◆ Directive ◆
Return each line of the data below verbatim; pictures are to be left out.
## begin Extracted data
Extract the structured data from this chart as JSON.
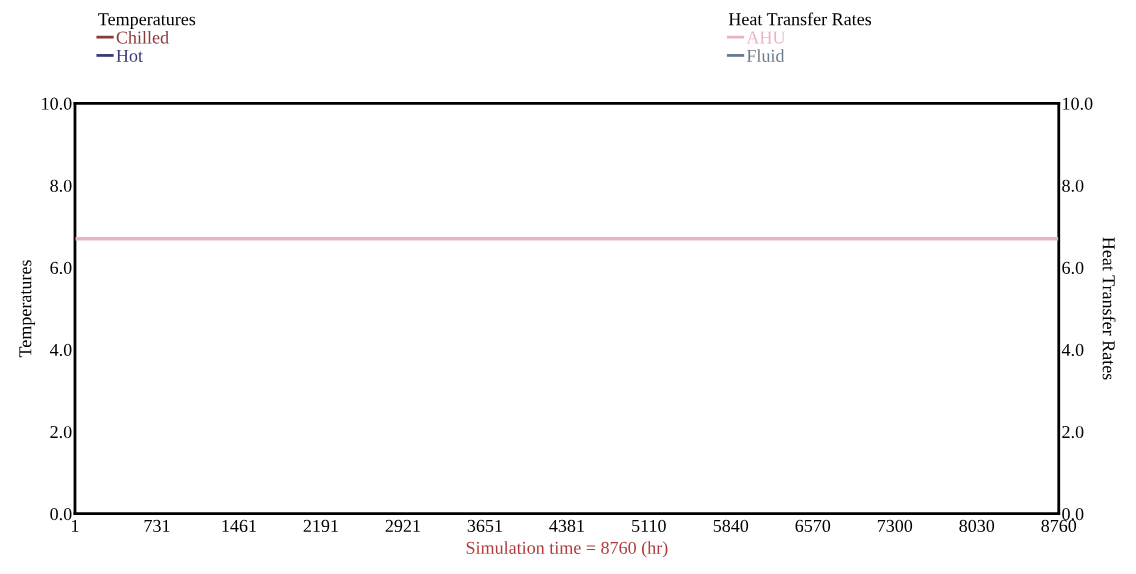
{
  "chart_data": {
    "type": "line",
    "xlabel": "Simulation time = 8760 (hr)",
    "ylabel": "Temperatures",
    "y2label": "Heat Transfer Rates",
    "annotations": [
      "Temperatures",
      "Heat Transfer Rates"
    ],
    "x": [
      1,
      8760
    ],
    "series": [
      {
        "name": "Chilled",
        "color": "#8b3a3a",
        "values": [
          null,
          null
        ]
      },
      {
        "name": "Hot",
        "color": "#3a3a7a",
        "values": [
          null,
          null
        ]
      },
      {
        "name": "AHU",
        "color": "#e8b4c2",
        "values": [
          6.7,
          6.7
        ],
        "axis": "y2"
      },
      {
        "name": "Fluid",
        "color": "#6a7a8c",
        "values": [
          null,
          null
        ],
        "axis": "y2"
      }
    ],
    "xlim": [
      1,
      8760
    ],
    "xticks": [
      1,
      731,
      1461,
      2191,
      2921,
      3651,
      4381,
      5110,
      5840,
      6570,
      7300,
      8030,
      8760
    ],
    "ylim": [
      0,
      10
    ],
    "yticks": [
      {
        "value": 0,
        "label": "0.0"
      },
      {
        "value": 2,
        "label": "2.0"
      },
      {
        "value": 4,
        "label": "4.0"
      },
      {
        "value": 6,
        "label": "6.0"
      },
      {
        "value": 8,
        "label": "8.0"
      },
      {
        "value": 10,
        "label": "10.0"
      }
    ],
    "y2lim": [
      0,
      10
    ],
    "y2ticks": [
      {
        "value": 0,
        "label": "0.0"
      },
      {
        "value": 2,
        "label": "2.0"
      },
      {
        "value": 4,
        "label": "4.0"
      },
      {
        "value": 6,
        "label": "6.0"
      },
      {
        "value": 8,
        "label": "8.0"
      },
      {
        "value": 10,
        "label": "10.0"
      }
    ],
    "legend": "top"
  }
}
## end Extracted data
◆ Answer to this task ◆
Extract the structured data from this chart as JSON.
{
  "chart_data": {
    "type": "line",
    "xlabel": "Simulation time = 8760 (hr)",
    "ylabel": "Temperatures",
    "y2label": "Heat Transfer Rates",
    "annotations": [
      "Temperatures",
      "Heat Transfer Rates"
    ],
    "x": [
      1,
      8760
    ],
    "series": [
      {
        "name": "Chilled",
        "color": "#8b3a3a",
        "values": [
          null,
          null
        ]
      },
      {
        "name": "Hot",
        "color": "#3a3a7a",
        "values": [
          null,
          null
        ]
      },
      {
        "name": "AHU",
        "color": "#e8b4c2",
        "values": [
          6.7,
          6.7
        ],
        "axis": "y2"
      },
      {
        "name": "Fluid",
        "color": "#6a7a8c",
        "values": [
          null,
          null
        ],
        "axis": "y2"
      }
    ],
    "xlim": [
      1,
      8760
    ],
    "xticks": [
      1,
      731,
      1461,
      2191,
      2921,
      3651,
      4381,
      5110,
      5840,
      6570,
      7300,
      8030,
      8760
    ],
    "ylim": [
      0,
      10
    ],
    "yticks": [
      {
        "value": 0,
        "label": "0.0"
      },
      {
        "value": 2,
        "label": "2.0"
      },
      {
        "value": 4,
        "label": "4.0"
      },
      {
        "value": 6,
        "label": "6.0"
      },
      {
        "value": 8,
        "label": "8.0"
      },
      {
        "value": 10,
        "label": "10.0"
      }
    ],
    "y2lim": [
      0,
      10
    ],
    "y2ticks": [
      {
        "value": 0,
        "label": "0.0"
      },
      {
        "value": 2,
        "label": "2.0"
      },
      {
        "value": 4,
        "label": "4.0"
      },
      {
        "value": 6,
        "label": "6.0"
      },
      {
        "value": 8,
        "label": "8.0"
      },
      {
        "value": 10,
        "label": "10.0"
      }
    ],
    "legend": "top"
  }
}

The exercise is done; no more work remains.